[Dataset items]
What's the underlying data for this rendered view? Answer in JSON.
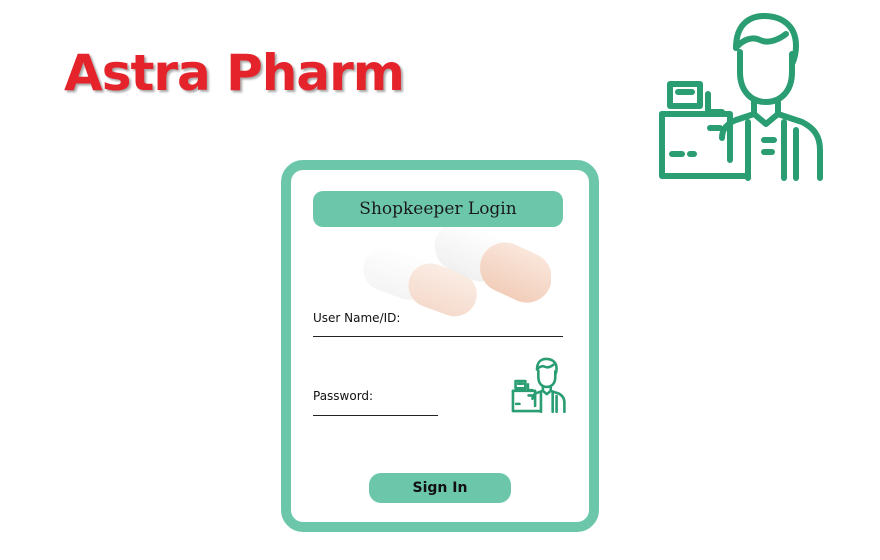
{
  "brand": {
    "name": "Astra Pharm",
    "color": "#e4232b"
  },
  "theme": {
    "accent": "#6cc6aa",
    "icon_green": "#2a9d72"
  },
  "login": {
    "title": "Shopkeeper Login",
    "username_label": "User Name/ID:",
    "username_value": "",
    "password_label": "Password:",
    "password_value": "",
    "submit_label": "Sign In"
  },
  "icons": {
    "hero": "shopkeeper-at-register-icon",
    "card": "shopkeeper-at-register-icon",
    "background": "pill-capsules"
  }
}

Task requirements: Leave out the pictures and retype every line above exactly.

The result:
What's the underlying data for this rendered view? Answer in JSON.
{
  "brand": {
    "name": "Astra Pharm",
    "color": "#e4232b"
  },
  "theme": {
    "accent": "#6cc6aa",
    "icon_green": "#2a9d72"
  },
  "login": {
    "title": "Shopkeeper Login",
    "username_label": "User Name/ID:",
    "username_value": "",
    "password_label": "Password:",
    "password_value": "",
    "submit_label": "Sign In"
  },
  "icons": {
    "hero": "shopkeeper-at-register-icon",
    "card": "shopkeeper-at-register-icon",
    "background": "pill-capsules"
  }
}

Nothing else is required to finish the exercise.